**Dataset content**

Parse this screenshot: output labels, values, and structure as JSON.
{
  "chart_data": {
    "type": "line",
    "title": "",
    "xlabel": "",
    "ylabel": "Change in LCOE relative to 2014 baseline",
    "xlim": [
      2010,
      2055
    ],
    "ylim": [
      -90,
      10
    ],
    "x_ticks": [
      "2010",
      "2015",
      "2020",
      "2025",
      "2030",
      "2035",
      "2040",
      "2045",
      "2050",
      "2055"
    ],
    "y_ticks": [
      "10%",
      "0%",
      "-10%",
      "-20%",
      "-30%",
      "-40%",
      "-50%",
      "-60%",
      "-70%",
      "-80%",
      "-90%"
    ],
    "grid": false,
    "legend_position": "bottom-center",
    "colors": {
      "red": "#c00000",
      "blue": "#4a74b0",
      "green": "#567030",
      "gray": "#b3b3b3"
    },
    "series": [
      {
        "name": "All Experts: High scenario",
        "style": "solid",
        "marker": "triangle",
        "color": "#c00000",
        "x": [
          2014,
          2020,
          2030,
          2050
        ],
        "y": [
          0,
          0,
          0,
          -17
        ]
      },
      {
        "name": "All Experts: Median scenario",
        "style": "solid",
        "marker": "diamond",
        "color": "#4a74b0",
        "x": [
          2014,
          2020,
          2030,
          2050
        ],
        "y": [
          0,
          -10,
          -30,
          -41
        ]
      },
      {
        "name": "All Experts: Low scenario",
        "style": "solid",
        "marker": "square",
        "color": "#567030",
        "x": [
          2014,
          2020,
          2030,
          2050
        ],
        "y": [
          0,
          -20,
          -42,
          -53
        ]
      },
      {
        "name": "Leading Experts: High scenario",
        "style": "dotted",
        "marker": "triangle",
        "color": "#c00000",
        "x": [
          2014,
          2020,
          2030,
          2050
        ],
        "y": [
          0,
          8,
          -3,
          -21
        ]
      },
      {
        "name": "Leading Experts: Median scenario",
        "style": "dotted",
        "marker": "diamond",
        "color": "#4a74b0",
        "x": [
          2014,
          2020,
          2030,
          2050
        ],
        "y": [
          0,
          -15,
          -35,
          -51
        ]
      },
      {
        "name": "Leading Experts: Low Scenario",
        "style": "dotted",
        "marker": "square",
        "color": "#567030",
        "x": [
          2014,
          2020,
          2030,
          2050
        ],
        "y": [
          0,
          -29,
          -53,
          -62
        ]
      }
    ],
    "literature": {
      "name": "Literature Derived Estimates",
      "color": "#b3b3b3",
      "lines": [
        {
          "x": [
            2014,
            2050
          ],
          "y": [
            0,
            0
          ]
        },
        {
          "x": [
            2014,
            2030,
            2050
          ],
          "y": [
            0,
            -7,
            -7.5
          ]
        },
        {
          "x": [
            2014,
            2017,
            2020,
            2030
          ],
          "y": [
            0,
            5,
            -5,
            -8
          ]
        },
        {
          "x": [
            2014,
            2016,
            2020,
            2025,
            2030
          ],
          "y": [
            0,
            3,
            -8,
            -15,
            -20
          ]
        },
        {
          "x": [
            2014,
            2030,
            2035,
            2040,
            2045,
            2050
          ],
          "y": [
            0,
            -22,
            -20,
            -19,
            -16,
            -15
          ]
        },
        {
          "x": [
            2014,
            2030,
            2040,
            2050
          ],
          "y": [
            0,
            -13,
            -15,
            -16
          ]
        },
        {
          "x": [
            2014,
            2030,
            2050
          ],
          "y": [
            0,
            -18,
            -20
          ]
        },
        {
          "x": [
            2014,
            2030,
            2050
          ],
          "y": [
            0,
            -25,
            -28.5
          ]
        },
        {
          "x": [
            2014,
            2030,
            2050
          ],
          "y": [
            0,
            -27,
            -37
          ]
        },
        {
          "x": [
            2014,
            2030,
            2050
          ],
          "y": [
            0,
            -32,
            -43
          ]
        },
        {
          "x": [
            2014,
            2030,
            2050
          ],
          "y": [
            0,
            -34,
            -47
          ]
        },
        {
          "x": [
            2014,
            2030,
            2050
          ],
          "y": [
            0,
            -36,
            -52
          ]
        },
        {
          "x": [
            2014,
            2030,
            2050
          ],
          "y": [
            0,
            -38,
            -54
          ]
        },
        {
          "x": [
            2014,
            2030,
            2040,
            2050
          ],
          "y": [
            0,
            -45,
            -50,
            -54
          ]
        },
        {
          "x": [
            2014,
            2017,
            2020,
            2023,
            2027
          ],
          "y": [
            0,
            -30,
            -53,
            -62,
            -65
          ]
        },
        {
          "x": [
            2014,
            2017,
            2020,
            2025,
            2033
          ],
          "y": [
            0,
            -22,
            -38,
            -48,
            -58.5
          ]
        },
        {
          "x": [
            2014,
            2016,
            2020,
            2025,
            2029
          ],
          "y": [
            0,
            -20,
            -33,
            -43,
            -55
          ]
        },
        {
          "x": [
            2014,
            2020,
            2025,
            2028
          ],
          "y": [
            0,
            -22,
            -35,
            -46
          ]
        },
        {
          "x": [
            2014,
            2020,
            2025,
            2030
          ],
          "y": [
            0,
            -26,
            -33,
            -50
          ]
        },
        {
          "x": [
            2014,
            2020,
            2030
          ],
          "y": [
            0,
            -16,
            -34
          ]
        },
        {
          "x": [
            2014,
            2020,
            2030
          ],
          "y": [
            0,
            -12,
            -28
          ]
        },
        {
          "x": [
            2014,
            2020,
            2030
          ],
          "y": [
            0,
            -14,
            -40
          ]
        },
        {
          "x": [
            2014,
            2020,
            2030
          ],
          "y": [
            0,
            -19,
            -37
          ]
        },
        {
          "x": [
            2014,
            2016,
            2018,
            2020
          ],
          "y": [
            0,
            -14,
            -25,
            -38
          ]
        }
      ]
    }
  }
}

**Problem to work on**
Repeat every line of the data, exactly and in full.

**Exercise output**
Parse this screenshot: output labels, values, and structure as JSON.
{
  "chart_data": {
    "type": "line",
    "title": "",
    "xlabel": "",
    "ylabel": "Change in LCOE relative to 2014 baseline",
    "xlim": [
      2010,
      2055
    ],
    "ylim": [
      -90,
      10
    ],
    "x_ticks": [
      "2010",
      "2015",
      "2020",
      "2025",
      "2030",
      "2035",
      "2040",
      "2045",
      "2050",
      "2055"
    ],
    "y_ticks": [
      "10%",
      "0%",
      "-10%",
      "-20%",
      "-30%",
      "-40%",
      "-50%",
      "-60%",
      "-70%",
      "-80%",
      "-90%"
    ],
    "grid": false,
    "legend_position": "bottom-center",
    "colors": {
      "red": "#c00000",
      "blue": "#4a74b0",
      "green": "#567030",
      "gray": "#b3b3b3"
    },
    "series": [
      {
        "name": "All Experts: High scenario",
        "style": "solid",
        "marker": "triangle",
        "color": "#c00000",
        "x": [
          2014,
          2020,
          2030,
          2050
        ],
        "y": [
          0,
          0,
          0,
          -17
        ]
      },
      {
        "name": "All Experts: Median scenario",
        "style": "solid",
        "marker": "diamond",
        "color": "#4a74b0",
        "x": [
          2014,
          2020,
          2030,
          2050
        ],
        "y": [
          0,
          -10,
          -30,
          -41
        ]
      },
      {
        "name": "All Experts: Low scenario",
        "style": "solid",
        "marker": "square",
        "color": "#567030",
        "x": [
          2014,
          2020,
          2030,
          2050
        ],
        "y": [
          0,
          -20,
          -42,
          -53
        ]
      },
      {
        "name": "Leading Experts: High scenario",
        "style": "dotted",
        "marker": "triangle",
        "color": "#c00000",
        "x": [
          2014,
          2020,
          2030,
          2050
        ],
        "y": [
          0,
          8,
          -3,
          -21
        ]
      },
      {
        "name": "Leading Experts: Median scenario",
        "style": "dotted",
        "marker": "diamond",
        "color": "#4a74b0",
        "x": [
          2014,
          2020,
          2030,
          2050
        ],
        "y": [
          0,
          -15,
          -35,
          -51
        ]
      },
      {
        "name": "Leading Experts: Low Scenario",
        "style": "dotted",
        "marker": "square",
        "color": "#567030",
        "x": [
          2014,
          2020,
          2030,
          2050
        ],
        "y": [
          0,
          -29,
          -53,
          -62
        ]
      }
    ],
    "literature": {
      "name": "Literature Derived Estimates",
      "color": "#b3b3b3",
      "lines": [
        {
          "x": [
            2014,
            2050
          ],
          "y": [
            0,
            0
          ]
        },
        {
          "x": [
            2014,
            2030,
            2050
          ],
          "y": [
            0,
            -7,
            -7.5
          ]
        },
        {
          "x": [
            2014,
            2017,
            2020,
            2030
          ],
          "y": [
            0,
            5,
            -5,
            -8
          ]
        },
        {
          "x": [
            2014,
            2016,
            2020,
            2025,
            2030
          ],
          "y": [
            0,
            3,
            -8,
            -15,
            -20
          ]
        },
        {
          "x": [
            2014,
            2030,
            2035,
            2040,
            2045,
            2050
          ],
          "y": [
            0,
            -22,
            -20,
            -19,
            -16,
            -15
          ]
        },
        {
          "x": [
            2014,
            2030,
            2040,
            2050
          ],
          "y": [
            0,
            -13,
            -15,
            -16
          ]
        },
        {
          "x": [
            2014,
            2030,
            2050
          ],
          "y": [
            0,
            -18,
            -20
          ]
        },
        {
          "x": [
            2014,
            2030,
            2050
          ],
          "y": [
            0,
            -25,
            -28.5
          ]
        },
        {
          "x": [
            2014,
            2030,
            2050
          ],
          "y": [
            0,
            -27,
            -37
          ]
        },
        {
          "x": [
            2014,
            2030,
            2050
          ],
          "y": [
            0,
            -32,
            -43
          ]
        },
        {
          "x": [
            2014,
            2030,
            2050
          ],
          "y": [
            0,
            -34,
            -47
          ]
        },
        {
          "x": [
            2014,
            2030,
            2050
          ],
          "y": [
            0,
            -36,
            -52
          ]
        },
        {
          "x": [
            2014,
            2030,
            2050
          ],
          "y": [
            0,
            -38,
            -54
          ]
        },
        {
          "x": [
            2014,
            2030,
            2040,
            2050
          ],
          "y": [
            0,
            -45,
            -50,
            -54
          ]
        },
        {
          "x": [
            2014,
            2017,
            2020,
            2023,
            2027
          ],
          "y": [
            0,
            -30,
            -53,
            -62,
            -65
          ]
        },
        {
          "x": [
            2014,
            2017,
            2020,
            2025,
            2033
          ],
          "y": [
            0,
            -22,
            -38,
            -48,
            -58.5
          ]
        },
        {
          "x": [
            2014,
            2016,
            2020,
            2025,
            2029
          ],
          "y": [
            0,
            -20,
            -33,
            -43,
            -55
          ]
        },
        {
          "x": [
            2014,
            2020,
            2025,
            2028
          ],
          "y": [
            0,
            -22,
            -35,
            -46
          ]
        },
        {
          "x": [
            2014,
            2020,
            2025,
            2030
          ],
          "y": [
            0,
            -26,
            -33,
            -50
          ]
        },
        {
          "x": [
            2014,
            2020,
            2030
          ],
          "y": [
            0,
            -16,
            -34
          ]
        },
        {
          "x": [
            2014,
            2020,
            2030
          ],
          "y": [
            0,
            -12,
            -28
          ]
        },
        {
          "x": [
            2014,
            2020,
            2030
          ],
          "y": [
            0,
            -14,
            -40
          ]
        },
        {
          "x": [
            2014,
            2020,
            2030
          ],
          "y": [
            0,
            -19,
            -37
          ]
        },
        {
          "x": [
            2014,
            2016,
            2018,
            2020
          ],
          "y": [
            0,
            -14,
            -25,
            -38
          ]
        }
      ]
    }
  }
}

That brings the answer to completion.